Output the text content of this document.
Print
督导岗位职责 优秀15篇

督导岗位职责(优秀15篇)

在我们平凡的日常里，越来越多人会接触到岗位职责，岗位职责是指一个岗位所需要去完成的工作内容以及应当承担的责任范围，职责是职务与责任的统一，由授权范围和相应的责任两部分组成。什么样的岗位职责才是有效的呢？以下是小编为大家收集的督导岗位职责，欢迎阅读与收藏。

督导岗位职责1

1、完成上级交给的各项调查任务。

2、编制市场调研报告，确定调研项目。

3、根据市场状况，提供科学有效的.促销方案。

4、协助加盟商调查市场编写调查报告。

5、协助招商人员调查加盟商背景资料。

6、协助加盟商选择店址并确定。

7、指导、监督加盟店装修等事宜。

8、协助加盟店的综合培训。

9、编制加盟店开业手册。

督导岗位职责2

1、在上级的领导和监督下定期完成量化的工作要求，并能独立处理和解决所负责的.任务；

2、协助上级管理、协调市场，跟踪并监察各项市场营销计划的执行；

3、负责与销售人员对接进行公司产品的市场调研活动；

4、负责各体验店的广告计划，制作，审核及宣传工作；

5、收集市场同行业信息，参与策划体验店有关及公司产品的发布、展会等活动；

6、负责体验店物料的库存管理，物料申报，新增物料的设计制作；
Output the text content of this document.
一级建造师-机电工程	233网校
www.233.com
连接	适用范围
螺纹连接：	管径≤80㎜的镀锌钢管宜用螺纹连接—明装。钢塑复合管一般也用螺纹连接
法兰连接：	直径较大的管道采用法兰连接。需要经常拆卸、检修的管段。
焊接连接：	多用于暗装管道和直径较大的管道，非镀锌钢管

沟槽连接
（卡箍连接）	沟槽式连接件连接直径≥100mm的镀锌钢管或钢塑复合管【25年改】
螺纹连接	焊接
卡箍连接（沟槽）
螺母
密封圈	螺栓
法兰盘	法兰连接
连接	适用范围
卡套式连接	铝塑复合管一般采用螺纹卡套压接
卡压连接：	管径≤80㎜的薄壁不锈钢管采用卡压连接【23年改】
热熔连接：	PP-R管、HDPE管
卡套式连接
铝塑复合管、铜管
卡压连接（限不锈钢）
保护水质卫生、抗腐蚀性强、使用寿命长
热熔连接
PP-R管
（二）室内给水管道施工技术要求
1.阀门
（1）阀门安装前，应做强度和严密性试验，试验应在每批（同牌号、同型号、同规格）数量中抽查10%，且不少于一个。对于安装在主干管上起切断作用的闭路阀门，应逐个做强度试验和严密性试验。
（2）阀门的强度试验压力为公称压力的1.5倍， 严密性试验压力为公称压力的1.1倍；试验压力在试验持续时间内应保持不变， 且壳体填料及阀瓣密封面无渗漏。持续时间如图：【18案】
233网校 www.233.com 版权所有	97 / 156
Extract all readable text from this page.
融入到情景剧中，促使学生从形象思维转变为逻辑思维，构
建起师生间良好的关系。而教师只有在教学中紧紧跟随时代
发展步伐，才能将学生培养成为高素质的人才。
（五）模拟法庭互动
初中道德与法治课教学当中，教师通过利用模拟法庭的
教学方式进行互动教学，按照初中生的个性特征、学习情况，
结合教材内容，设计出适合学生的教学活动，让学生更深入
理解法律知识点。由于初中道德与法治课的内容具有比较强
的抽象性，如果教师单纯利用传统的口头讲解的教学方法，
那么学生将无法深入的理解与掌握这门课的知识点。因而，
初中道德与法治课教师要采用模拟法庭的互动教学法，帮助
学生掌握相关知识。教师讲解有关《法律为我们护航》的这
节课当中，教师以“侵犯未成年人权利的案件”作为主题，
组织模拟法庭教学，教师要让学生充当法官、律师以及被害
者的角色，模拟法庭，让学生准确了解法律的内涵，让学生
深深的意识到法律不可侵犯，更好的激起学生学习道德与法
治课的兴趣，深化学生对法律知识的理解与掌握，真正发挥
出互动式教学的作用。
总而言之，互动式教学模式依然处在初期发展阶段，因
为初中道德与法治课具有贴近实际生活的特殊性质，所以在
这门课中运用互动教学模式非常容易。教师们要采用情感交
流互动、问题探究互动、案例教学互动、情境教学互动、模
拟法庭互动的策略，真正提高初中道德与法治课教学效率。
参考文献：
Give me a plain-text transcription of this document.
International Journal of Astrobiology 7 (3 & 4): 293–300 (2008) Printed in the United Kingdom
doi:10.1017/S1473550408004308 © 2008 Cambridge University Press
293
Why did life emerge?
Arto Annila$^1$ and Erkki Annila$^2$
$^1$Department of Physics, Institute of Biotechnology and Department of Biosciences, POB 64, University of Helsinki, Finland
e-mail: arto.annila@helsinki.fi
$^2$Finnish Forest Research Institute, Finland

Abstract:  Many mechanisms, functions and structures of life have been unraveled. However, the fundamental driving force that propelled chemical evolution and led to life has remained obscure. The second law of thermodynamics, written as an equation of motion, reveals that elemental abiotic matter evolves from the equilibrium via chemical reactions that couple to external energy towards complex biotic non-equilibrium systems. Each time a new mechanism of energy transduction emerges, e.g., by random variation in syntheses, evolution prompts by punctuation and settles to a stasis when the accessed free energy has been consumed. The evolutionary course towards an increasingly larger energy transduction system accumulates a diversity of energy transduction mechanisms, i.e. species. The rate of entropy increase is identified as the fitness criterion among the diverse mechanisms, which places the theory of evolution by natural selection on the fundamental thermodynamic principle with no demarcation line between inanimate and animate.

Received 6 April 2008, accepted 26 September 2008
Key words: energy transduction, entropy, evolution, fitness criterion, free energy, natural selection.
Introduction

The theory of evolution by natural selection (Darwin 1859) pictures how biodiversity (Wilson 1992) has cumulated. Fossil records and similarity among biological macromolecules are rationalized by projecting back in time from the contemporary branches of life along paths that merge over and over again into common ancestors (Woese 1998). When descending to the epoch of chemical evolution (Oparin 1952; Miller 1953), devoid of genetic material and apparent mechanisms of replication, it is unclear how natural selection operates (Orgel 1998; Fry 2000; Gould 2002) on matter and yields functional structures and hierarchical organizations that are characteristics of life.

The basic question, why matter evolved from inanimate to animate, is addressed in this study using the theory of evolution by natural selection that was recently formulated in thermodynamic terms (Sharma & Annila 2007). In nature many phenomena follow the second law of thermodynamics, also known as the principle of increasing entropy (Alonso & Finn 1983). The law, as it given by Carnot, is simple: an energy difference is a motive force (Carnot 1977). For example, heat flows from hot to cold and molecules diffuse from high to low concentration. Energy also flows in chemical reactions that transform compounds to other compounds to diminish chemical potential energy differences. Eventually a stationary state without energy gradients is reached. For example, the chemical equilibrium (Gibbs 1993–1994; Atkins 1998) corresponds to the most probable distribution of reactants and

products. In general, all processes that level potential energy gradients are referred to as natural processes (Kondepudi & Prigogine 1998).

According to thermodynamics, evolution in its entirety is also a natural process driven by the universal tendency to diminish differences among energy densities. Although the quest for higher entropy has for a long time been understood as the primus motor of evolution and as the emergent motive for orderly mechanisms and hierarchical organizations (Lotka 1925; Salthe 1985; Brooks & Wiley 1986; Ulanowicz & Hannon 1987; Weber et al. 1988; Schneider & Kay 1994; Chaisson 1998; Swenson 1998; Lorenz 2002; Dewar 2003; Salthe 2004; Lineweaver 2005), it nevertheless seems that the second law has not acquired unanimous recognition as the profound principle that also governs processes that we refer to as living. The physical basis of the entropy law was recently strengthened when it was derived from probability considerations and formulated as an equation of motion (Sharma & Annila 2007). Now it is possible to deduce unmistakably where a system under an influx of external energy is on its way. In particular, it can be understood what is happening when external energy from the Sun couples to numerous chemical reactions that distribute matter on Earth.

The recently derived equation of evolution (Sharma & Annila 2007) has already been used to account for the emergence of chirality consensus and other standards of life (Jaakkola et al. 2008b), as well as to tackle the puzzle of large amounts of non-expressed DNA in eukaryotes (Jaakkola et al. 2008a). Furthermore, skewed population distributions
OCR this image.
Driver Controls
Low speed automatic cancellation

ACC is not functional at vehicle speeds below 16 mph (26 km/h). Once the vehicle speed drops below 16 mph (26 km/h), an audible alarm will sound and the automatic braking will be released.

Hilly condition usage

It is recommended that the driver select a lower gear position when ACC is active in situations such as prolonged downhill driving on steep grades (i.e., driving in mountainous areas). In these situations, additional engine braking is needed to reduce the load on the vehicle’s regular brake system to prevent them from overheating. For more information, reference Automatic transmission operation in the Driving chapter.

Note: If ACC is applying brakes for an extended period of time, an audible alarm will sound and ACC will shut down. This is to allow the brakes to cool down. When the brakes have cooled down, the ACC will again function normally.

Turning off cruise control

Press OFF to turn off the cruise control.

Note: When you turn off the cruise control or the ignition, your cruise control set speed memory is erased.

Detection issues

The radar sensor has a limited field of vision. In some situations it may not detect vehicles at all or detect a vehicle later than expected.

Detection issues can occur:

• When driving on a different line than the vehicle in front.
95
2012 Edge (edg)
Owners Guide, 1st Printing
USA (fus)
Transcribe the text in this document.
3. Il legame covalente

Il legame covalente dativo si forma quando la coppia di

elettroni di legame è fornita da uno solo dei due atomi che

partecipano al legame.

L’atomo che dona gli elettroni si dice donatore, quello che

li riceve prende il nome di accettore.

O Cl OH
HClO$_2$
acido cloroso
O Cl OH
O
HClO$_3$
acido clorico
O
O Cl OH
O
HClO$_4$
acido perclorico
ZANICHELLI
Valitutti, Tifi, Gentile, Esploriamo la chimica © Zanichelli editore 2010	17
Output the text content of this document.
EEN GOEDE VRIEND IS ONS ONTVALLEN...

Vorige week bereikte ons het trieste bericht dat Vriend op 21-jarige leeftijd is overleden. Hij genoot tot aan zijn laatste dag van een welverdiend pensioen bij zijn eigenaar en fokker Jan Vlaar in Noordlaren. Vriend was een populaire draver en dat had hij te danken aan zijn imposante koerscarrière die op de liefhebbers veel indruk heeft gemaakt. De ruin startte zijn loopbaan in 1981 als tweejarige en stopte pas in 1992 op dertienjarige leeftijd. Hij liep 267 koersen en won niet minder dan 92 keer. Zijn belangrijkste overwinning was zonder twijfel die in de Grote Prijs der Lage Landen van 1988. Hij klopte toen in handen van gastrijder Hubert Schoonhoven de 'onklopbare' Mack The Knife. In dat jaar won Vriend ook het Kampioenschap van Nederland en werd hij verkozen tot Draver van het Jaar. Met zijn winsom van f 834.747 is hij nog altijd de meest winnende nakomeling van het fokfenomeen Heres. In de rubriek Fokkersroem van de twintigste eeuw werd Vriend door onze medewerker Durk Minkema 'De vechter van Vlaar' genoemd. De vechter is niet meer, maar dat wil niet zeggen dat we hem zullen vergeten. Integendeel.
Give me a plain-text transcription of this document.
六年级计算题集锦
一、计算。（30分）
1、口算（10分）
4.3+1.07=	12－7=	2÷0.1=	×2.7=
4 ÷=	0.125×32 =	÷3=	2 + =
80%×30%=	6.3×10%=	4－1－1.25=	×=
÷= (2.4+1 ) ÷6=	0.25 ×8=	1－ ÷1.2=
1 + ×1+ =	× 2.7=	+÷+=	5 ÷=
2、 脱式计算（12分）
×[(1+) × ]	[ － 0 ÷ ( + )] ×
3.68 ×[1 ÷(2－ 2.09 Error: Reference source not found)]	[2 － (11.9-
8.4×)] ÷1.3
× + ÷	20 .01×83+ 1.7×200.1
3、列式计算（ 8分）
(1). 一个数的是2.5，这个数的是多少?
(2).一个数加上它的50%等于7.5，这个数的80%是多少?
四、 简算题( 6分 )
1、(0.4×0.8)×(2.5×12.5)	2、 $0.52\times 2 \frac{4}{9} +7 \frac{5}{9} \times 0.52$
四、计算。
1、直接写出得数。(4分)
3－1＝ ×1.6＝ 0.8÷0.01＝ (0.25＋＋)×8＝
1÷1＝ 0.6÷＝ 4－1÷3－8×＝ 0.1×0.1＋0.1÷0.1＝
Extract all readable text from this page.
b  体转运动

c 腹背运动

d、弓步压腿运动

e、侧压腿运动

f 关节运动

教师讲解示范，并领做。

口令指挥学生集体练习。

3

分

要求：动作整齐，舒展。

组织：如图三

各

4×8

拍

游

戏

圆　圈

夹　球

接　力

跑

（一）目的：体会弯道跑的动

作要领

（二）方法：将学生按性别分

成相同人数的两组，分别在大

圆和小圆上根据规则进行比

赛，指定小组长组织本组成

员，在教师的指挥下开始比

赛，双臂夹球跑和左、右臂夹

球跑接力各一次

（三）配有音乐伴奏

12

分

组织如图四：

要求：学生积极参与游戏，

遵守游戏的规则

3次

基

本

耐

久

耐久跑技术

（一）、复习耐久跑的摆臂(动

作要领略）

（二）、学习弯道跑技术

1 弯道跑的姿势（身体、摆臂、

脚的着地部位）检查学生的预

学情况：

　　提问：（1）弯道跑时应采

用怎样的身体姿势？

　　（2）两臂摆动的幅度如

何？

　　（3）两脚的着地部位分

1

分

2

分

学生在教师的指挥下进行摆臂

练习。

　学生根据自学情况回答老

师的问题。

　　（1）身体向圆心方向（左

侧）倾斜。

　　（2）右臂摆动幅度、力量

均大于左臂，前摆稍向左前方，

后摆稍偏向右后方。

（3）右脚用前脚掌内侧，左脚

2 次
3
= = =
STATED EXERCISE:
From the entries above, return each line with the word "functional" in it.

COMPLETED TASK:
The theory of evolution by natural selection (Darwin 1859) pictures how biodiversity (Wilson 1992) has cumulated. Fossil records and similarity among biological macromolecules are rationalized by projecting back in time from the contemporary branches of life along paths that merge over and over again into common ancestors (Woese 1998). When descending to the epoch of chemical evolution (Oparin 1952; Miller 1953), devoid of genetic material and apparent mechanisms of replication, it is unclear how natural selection operates (Orgel 1998; Fry 2000; Gould 2002) on matter and yields functional structures and hierarchical organizations that are characteristics of life.
ACC is not functional at vehicle speeds below 16 mph (26 km/h). Once the vehicle speed drops below 16 mph (26 km/h), an audible alarm will sound and the automatic braking will be released.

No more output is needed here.